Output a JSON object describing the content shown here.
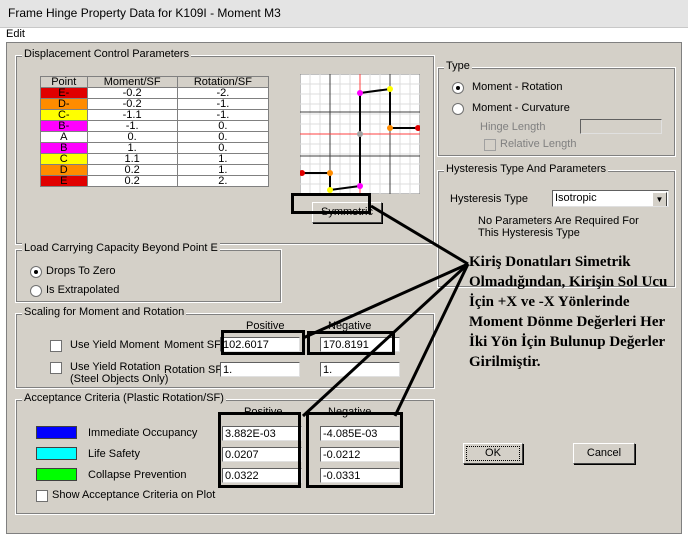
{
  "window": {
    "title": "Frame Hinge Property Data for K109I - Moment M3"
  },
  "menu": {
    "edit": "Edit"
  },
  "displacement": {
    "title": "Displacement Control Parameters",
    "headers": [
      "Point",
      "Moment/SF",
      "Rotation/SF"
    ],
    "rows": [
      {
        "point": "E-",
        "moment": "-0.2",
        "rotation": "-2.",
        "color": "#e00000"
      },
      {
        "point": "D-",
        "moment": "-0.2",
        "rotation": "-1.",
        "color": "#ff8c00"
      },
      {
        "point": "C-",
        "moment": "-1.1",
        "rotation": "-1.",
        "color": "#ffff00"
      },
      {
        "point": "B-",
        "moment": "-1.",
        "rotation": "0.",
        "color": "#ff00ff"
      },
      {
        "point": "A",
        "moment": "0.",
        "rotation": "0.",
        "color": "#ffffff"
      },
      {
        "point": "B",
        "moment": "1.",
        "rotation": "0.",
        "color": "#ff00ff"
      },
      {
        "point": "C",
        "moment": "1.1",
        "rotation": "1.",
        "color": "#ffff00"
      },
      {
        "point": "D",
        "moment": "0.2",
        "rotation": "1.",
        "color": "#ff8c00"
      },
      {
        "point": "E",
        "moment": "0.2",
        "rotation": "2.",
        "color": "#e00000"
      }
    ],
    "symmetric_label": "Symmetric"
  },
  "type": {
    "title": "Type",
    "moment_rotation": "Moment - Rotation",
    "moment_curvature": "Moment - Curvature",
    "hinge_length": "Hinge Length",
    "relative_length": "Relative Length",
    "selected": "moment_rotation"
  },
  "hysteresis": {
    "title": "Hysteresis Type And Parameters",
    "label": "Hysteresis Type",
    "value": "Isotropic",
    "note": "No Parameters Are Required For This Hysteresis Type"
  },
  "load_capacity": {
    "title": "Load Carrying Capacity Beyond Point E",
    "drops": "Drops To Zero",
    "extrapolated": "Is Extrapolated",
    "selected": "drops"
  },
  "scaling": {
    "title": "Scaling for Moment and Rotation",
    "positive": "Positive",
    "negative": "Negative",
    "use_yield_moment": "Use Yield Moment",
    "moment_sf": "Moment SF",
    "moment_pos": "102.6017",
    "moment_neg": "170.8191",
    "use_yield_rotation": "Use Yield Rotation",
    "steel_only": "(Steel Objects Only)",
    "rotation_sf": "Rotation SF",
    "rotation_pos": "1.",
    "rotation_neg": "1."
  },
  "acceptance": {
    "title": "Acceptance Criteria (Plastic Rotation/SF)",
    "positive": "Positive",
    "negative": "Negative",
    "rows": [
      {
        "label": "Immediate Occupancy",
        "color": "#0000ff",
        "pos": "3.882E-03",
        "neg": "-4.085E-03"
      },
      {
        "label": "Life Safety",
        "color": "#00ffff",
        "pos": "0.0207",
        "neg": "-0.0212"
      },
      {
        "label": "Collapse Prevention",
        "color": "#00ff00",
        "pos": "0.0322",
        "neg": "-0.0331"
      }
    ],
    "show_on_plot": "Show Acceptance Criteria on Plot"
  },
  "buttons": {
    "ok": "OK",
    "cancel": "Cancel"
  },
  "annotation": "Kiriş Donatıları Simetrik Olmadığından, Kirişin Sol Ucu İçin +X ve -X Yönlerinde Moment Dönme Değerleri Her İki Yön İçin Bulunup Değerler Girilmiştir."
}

◆ **Written task**: Every record above should be transcribed exactly; the pictures stay out of the copy.

◆ **Exercise response**:
Output a JSON object describing the content shown here.
{
  "window": {
    "title": "Frame Hinge Property Data for K109I - Moment M3"
  },
  "menu": {
    "edit": "Edit"
  },
  "displacement": {
    "title": "Displacement Control Parameters",
    "headers": [
      "Point",
      "Moment/SF",
      "Rotation/SF"
    ],
    "rows": [
      {
        "point": "E-",
        "moment": "-0.2",
        "rotation": "-2.",
        "color": "#e00000"
      },
      {
        "point": "D-",
        "moment": "-0.2",
        "rotation": "-1.",
        "color": "#ff8c00"
      },
      {
        "point": "C-",
        "moment": "-1.1",
        "rotation": "-1.",
        "color": "#ffff00"
      },
      {
        "point": "B-",
        "moment": "-1.",
        "rotation": "0.",
        "color": "#ff00ff"
      },
      {
        "point": "A",
        "moment": "0.",
        "rotation": "0.",
        "color": "#ffffff"
      },
      {
        "point": "B",
        "moment": "1.",
        "rotation": "0.",
        "color": "#ff00ff"
      },
      {
        "point": "C",
        "moment": "1.1",
        "rotation": "1.",
        "color": "#ffff00"
      },
      {
        "point": "D",
        "moment": "0.2",
        "rotation": "1.",
        "color": "#ff8c00"
      },
      {
        "point": "E",
        "moment": "0.2",
        "rotation": "2.",
        "color": "#e00000"
      }
    ],
    "symmetric_label": "Symmetric"
  },
  "type": {
    "title": "Type",
    "moment_rotation": "Moment - Rotation",
    "moment_curvature": "Moment - Curvature",
    "hinge_length": "Hinge Length",
    "relative_length": "Relative Length",
    "selected": "moment_rotation"
  },
  "hysteresis": {
    "title": "Hysteresis Type And Parameters",
    "label": "Hysteresis Type",
    "value": "Isotropic",
    "note": "No Parameters Are Required For This Hysteresis Type"
  },
  "load_capacity": {
    "title": "Load Carrying Capacity Beyond Point E",
    "drops": "Drops To Zero",
    "extrapolated": "Is Extrapolated",
    "selected": "drops"
  },
  "scaling": {
    "title": "Scaling for Moment and Rotation",
    "positive": "Positive",
    "negative": "Negative",
    "use_yield_moment": "Use Yield Moment",
    "moment_sf": "Moment SF",
    "moment_pos": "102.6017",
    "moment_neg": "170.8191",
    "use_yield_rotation": "Use Yield Rotation",
    "steel_only": "(Steel Objects Only)",
    "rotation_sf": "Rotation SF",
    "rotation_pos": "1.",
    "rotation_neg": "1."
  },
  "acceptance": {
    "title": "Acceptance Criteria (Plastic Rotation/SF)",
    "positive": "Positive",
    "negative": "Negative",
    "rows": [
      {
        "label": "Immediate Occupancy",
        "color": "#0000ff",
        "pos": "3.882E-03",
        "neg": "-4.085E-03"
      },
      {
        "label": "Life Safety",
        "color": "#00ffff",
        "pos": "0.0207",
        "neg": "-0.0212"
      },
      {
        "label": "Collapse Prevention",
        "color": "#00ff00",
        "pos": "0.0322",
        "neg": "-0.0331"
      }
    ],
    "show_on_plot": "Show Acceptance Criteria on Plot"
  },
  "buttons": {
    "ok": "OK",
    "cancel": "Cancel"
  },
  "annotation": "Kiriş Donatıları Simetrik Olmadığından, Kirişin Sol Ucu İçin +X ve -X Yönlerinde Moment Dönme Değerleri Her İki Yön İçin Bulunup Değerler Girilmiştir."
}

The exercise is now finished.